Prompt:
Return the lines below that carry the word "name".
[Start Material shown]
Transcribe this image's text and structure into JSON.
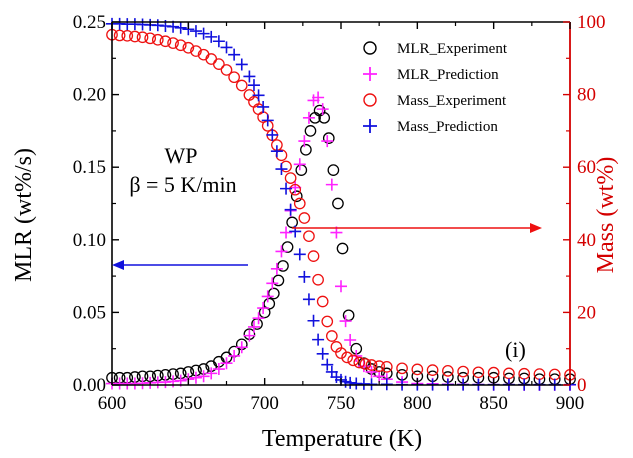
{
  "chart_data": {
    "type": "scatter",
    "xlabel": "Temperature (K)",
    "ylabel": "MLR (wt%/s)",
    "y2label": "Mass (wt%)",
    "xlim": [
      600,
      900
    ],
    "ylim": [
      0,
      0.25
    ],
    "y2lim": [
      0,
      100
    ],
    "xticks": [
      "600",
      "650",
      "700",
      "750",
      "800",
      "850",
      "900"
    ],
    "yticks": [
      "0.00",
      "0.05",
      "0.10",
      "0.15",
      "0.20",
      "0.25"
    ],
    "y2ticks": [
      "0",
      "20",
      "40",
      "60",
      "80",
      "100"
    ],
    "grid": false,
    "legend_position": "top-right",
    "annotations": [
      "WP",
      "β = 5 K/min",
      "(i)"
    ],
    "colors": {
      "mlr_exp": "#000000",
      "mlr_pred": "#ff22ff",
      "mass_exp": "#ee1111",
      "mass_pred": "#1111dd",
      "right_axis": "#d40000"
    },
    "series": [
      {
        "name": "MLR_Experiment",
        "marker": "circle",
        "axis": "left",
        "x": [
          600,
          605,
          610,
          615,
          620,
          625,
          630,
          635,
          640,
          645,
          650,
          655,
          660,
          665,
          670,
          675,
          680,
          685,
          690,
          695,
          700,
          703,
          706,
          709,
          712,
          715,
          718,
          721,
          724,
          727,
          730,
          733,
          736,
          739,
          742,
          745,
          748,
          751,
          755,
          760,
          765,
          770,
          775,
          780,
          790,
          800,
          810,
          820,
          830,
          840,
          850,
          860,
          870,
          880,
          890,
          900
        ],
        "y": [
          0.005,
          0.005,
          0.005,
          0.0055,
          0.006,
          0.006,
          0.0065,
          0.007,
          0.0075,
          0.008,
          0.009,
          0.01,
          0.011,
          0.013,
          0.016,
          0.019,
          0.023,
          0.028,
          0.035,
          0.042,
          0.05,
          0.056,
          0.063,
          0.072,
          0.082,
          0.095,
          0.112,
          0.13,
          0.148,
          0.162,
          0.175,
          0.184,
          0.189,
          0.184,
          0.17,
          0.148,
          0.125,
          0.094,
          0.048,
          0.025,
          0.015,
          0.011,
          0.009,
          0.008,
          0.007,
          0.006,
          0.006,
          0.0055,
          0.005,
          0.005,
          0.005,
          0.0045,
          0.0045,
          0.004,
          0.004,
          0.004
        ]
      },
      {
        "name": "MLR_Prediction",
        "marker": "plus",
        "axis": "left",
        "x": [
          600,
          605,
          610,
          615,
          620,
          625,
          630,
          635,
          640,
          645,
          650,
          655,
          660,
          665,
          670,
          675,
          680,
          685,
          690,
          693,
          696,
          699,
          702,
          705,
          708,
          711,
          714,
          717,
          720,
          723,
          726,
          729,
          732,
          735,
          738,
          741,
          744,
          747,
          750,
          753,
          756,
          760,
          765,
          770,
          775,
          780,
          790,
          800,
          810,
          820,
          830,
          840,
          850,
          860,
          870,
          880,
          890,
          900
        ],
        "y": [
          0.001,
          0.001,
          0.001,
          0.001,
          0.0012,
          0.0015,
          0.0018,
          0.002,
          0.0025,
          0.003,
          0.004,
          0.005,
          0.006,
          0.008,
          0.011,
          0.015,
          0.02,
          0.026,
          0.034,
          0.04,
          0.046,
          0.053,
          0.061,
          0.07,
          0.08,
          0.092,
          0.105,
          0.12,
          0.136,
          0.152,
          0.168,
          0.184,
          0.196,
          0.198,
          0.19,
          0.168,
          0.138,
          0.105,
          0.068,
          0.044,
          0.031,
          0.02,
          0.013,
          0.009,
          0.006,
          0.004,
          0.002,
          0.001,
          0.0008,
          0.0005,
          0.0004,
          0.0003,
          0.0002,
          0.0002,
          0.0001,
          0.0001,
          0.0001,
          0.0001
        ]
      },
      {
        "name": "Mass_Experiment",
        "marker": "circle",
        "axis": "right",
        "x": [
          600,
          605,
          610,
          615,
          620,
          625,
          630,
          635,
          640,
          645,
          650,
          655,
          660,
          665,
          670,
          675,
          680,
          685,
          690,
          693,
          696,
          699,
          702,
          705,
          708,
          711,
          714,
          717,
          720,
          723,
          726,
          729,
          732,
          735,
          738,
          741,
          744,
          747,
          750,
          754,
          758,
          762,
          766,
          770,
          775,
          780,
          790,
          800,
          810,
          820,
          830,
          840,
          850,
          860,
          870,
          880,
          890,
          900
        ],
        "y": [
          96.5,
          96.3,
          96.2,
          96.0,
          95.8,
          95.5,
          95.1,
          94.7,
          94.2,
          93.6,
          92.9,
          92.0,
          91.0,
          89.8,
          88.4,
          86.8,
          84.8,
          82.5,
          79.9,
          78.0,
          76.0,
          73.8,
          71.4,
          68.8,
          66.1,
          63.3,
          60.2,
          57.0,
          53.8,
          50.0,
          46.0,
          41.0,
          35.5,
          29.0,
          23.0,
          17.5,
          13.5,
          10.5,
          8.8,
          7.6,
          6.8,
          6.2,
          5.8,
          5.5,
          5.2,
          5.0,
          4.6,
          4.3,
          4.1,
          3.9,
          3.7,
          3.5,
          3.4,
          3.2,
          3.1,
          3.0,
          2.9,
          2.8
        ]
      },
      {
        "name": "Mass_Prediction",
        "marker": "plus",
        "axis": "right",
        "x": [
          600,
          605,
          610,
          615,
          620,
          625,
          630,
          635,
          640,
          645,
          650,
          655,
          660,
          665,
          670,
          675,
          680,
          685,
          690,
          693,
          696,
          699,
          702,
          705,
          708,
          711,
          714,
          717,
          720,
          723,
          726,
          729,
          732,
          735,
          738,
          741,
          744,
          747,
          750,
          753,
          756,
          760,
          765,
          770,
          780,
          790,
          800,
          810,
          820,
          830,
          840,
          850,
          860,
          870,
          880,
          890,
          900
        ],
        "y": [
          99.5,
          99.5,
          99.4,
          99.4,
          99.3,
          99.2,
          99.1,
          98.9,
          98.7,
          98.4,
          98.0,
          97.5,
          96.8,
          95.9,
          94.7,
          93.0,
          91.0,
          88.3,
          85.0,
          82.6,
          79.8,
          76.6,
          72.9,
          68.9,
          64.4,
          59.5,
          54.1,
          48.3,
          42.3,
          36.0,
          29.8,
          23.6,
          17.7,
          12.5,
          8.6,
          5.6,
          3.6,
          2.2,
          1.4,
          0.9,
          0.6,
          0.4,
          0.3,
          0.2,
          0.2,
          0.1,
          0.1,
          0.1,
          0.1,
          0.1,
          0.1,
          0.1,
          0.1,
          0.1,
          0.1,
          0.1,
          0.1
        ]
      }
    ]
  }
}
[End Material shown]
Written answer:
        "name": "MLR_Experiment",
        "name": "MLR_Prediction",
        "name": "Mass_Experiment",
        "name": "Mass_Prediction",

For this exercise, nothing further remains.